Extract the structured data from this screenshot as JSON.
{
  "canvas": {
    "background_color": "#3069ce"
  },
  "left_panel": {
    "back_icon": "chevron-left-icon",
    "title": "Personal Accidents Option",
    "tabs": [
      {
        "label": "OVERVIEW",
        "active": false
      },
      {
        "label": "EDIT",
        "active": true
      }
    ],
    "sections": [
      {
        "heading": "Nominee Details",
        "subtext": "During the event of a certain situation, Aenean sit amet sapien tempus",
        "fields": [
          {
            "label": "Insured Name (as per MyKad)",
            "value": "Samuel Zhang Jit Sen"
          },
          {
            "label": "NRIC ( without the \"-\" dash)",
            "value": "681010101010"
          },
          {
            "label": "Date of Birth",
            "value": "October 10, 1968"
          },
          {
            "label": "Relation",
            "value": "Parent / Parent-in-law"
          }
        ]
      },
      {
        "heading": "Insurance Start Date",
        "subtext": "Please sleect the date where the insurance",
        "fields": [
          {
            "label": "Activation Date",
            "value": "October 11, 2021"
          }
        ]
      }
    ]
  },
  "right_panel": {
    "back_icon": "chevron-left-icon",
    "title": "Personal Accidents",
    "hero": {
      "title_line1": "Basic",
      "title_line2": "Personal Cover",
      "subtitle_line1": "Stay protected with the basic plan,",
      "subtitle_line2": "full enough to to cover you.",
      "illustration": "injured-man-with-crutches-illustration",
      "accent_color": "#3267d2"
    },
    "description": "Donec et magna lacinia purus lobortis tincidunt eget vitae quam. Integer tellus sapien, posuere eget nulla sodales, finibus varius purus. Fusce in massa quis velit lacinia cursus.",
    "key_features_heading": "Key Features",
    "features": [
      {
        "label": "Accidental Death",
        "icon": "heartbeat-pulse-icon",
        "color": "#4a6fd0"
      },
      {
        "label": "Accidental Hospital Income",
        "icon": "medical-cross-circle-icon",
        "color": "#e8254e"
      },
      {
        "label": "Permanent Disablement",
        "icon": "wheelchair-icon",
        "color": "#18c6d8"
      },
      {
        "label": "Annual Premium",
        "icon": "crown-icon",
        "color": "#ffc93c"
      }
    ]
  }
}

Aim of the task >> Above are the records. Identify each line that contains the word "October".

The completed task >>
            "value": "October 10, 1968"
            "value": "October 11, 2021"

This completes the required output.